* [Written problem]: Check every line below for the word "text" and copy each one that has it.

[Data items]
════════════════════

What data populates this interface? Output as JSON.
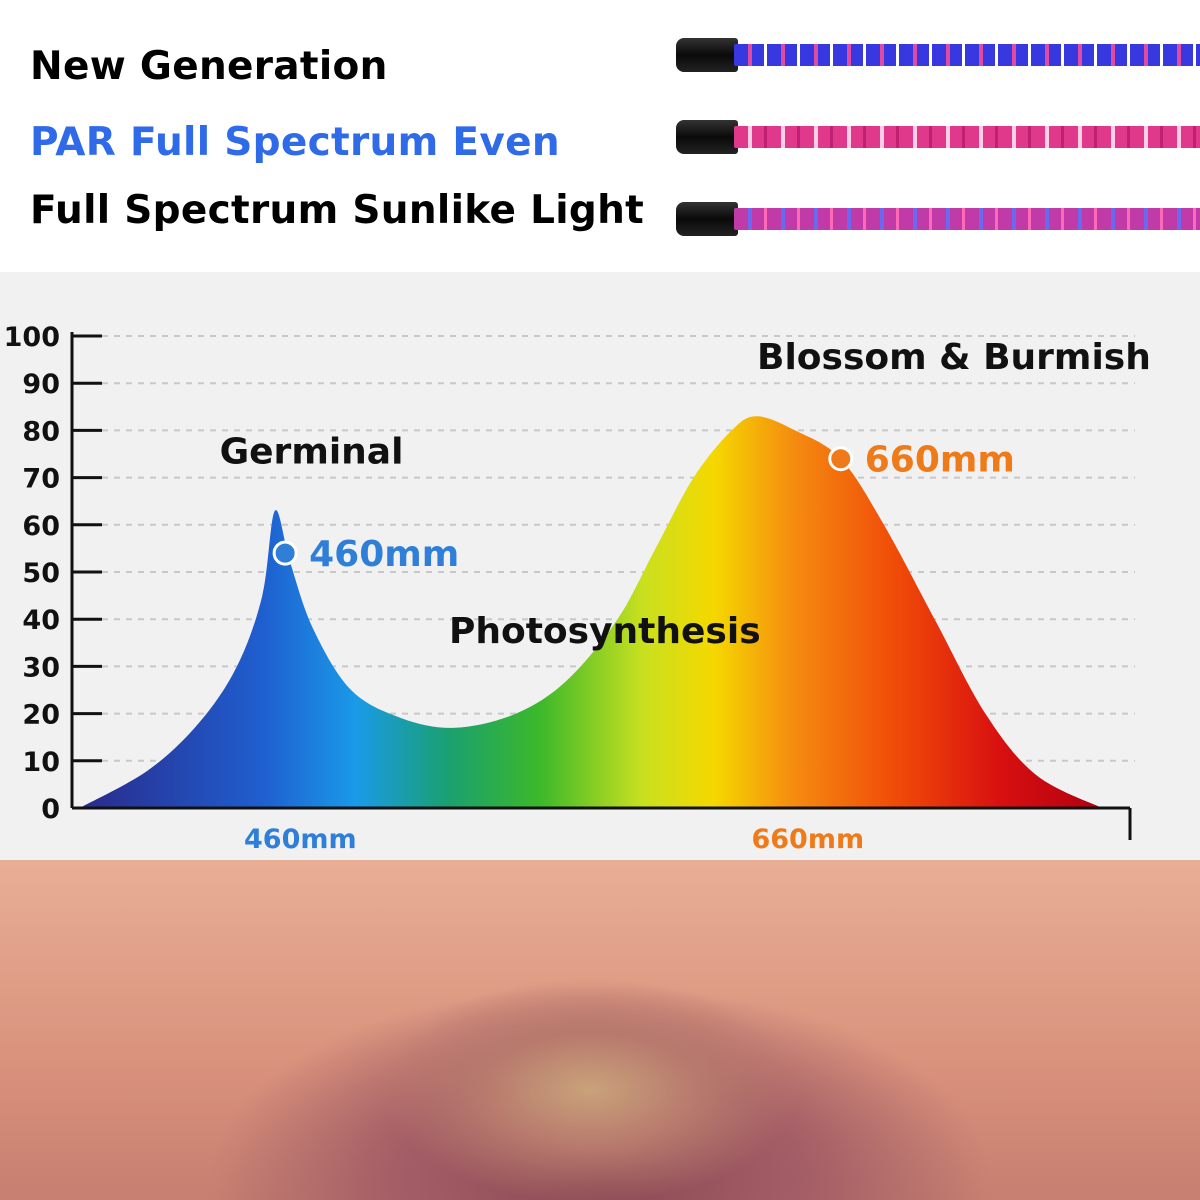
{
  "header": {
    "line1": "New Generation",
    "line2": "PAR Full Spectrum Even",
    "line3": "Full Spectrum Sunlike Light",
    "line1_color": "#111111",
    "line2_color": "#2f6ae8",
    "line3_color": "#111111"
  },
  "led_bars": [
    {
      "name": "blue-led-bar",
      "color": "#3a3ae0"
    },
    {
      "name": "pink-led-bar",
      "color": "#e0388a"
    },
    {
      "name": "purple-led-bar",
      "color": "#c03aa8"
    }
  ],
  "chart_data": {
    "type": "area",
    "title": "",
    "xlabel": "",
    "ylabel": "",
    "ylim": [
      0,
      100
    ],
    "yticks": [
      0,
      10,
      20,
      30,
      40,
      50,
      60,
      70,
      80,
      90,
      100
    ],
    "xlim": [
      370,
      787
    ],
    "xtick_labels": [
      {
        "value": 460,
        "label": "460mm",
        "color": "#2f7fd8"
      },
      {
        "value": 660,
        "label": "660mm",
        "color": "#ef7a1a"
      }
    ],
    "grid": "horizontal dashed",
    "fill": "rainbow gradient (blue to red)",
    "points": [
      [
        373,
        0
      ],
      [
        400,
        8
      ],
      [
        420,
        18
      ],
      [
        435,
        30
      ],
      [
        445,
        45
      ],
      [
        450,
        63
      ],
      [
        456,
        52
      ],
      [
        465,
        38
      ],
      [
        480,
        25
      ],
      [
        500,
        19
      ],
      [
        521,
        17
      ],
      [
        545,
        20
      ],
      [
        565,
        27
      ],
      [
        585,
        40
      ],
      [
        600,
        55
      ],
      [
        615,
        70
      ],
      [
        630,
        80
      ],
      [
        640,
        83
      ],
      [
        655,
        80
      ],
      [
        673,
        74
      ],
      [
        690,
        60
      ],
      [
        710,
        40
      ],
      [
        730,
        20
      ],
      [
        750,
        7
      ],
      [
        776,
        0
      ]
    ],
    "markers": [
      {
        "x": 454,
        "y": 54,
        "label": "460mm",
        "color": "#2f7fd8"
      },
      {
        "x": 673,
        "y": 74,
        "label": "660mm",
        "color": "#ef7a1a"
      }
    ],
    "annotations": [
      {
        "text": "Germinal",
        "x": 440,
        "y": 73
      },
      {
        "text": "Photosynthesis",
        "x": 580,
        "y": 35
      },
      {
        "text": "Blossom & Burmish",
        "x": 640,
        "y": 93
      }
    ]
  }
}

════════════════════

* [Answer in full]:
        "text": "Germinal",
        "text": "Photosynthesis",
        "text": "Blossom & Burmish",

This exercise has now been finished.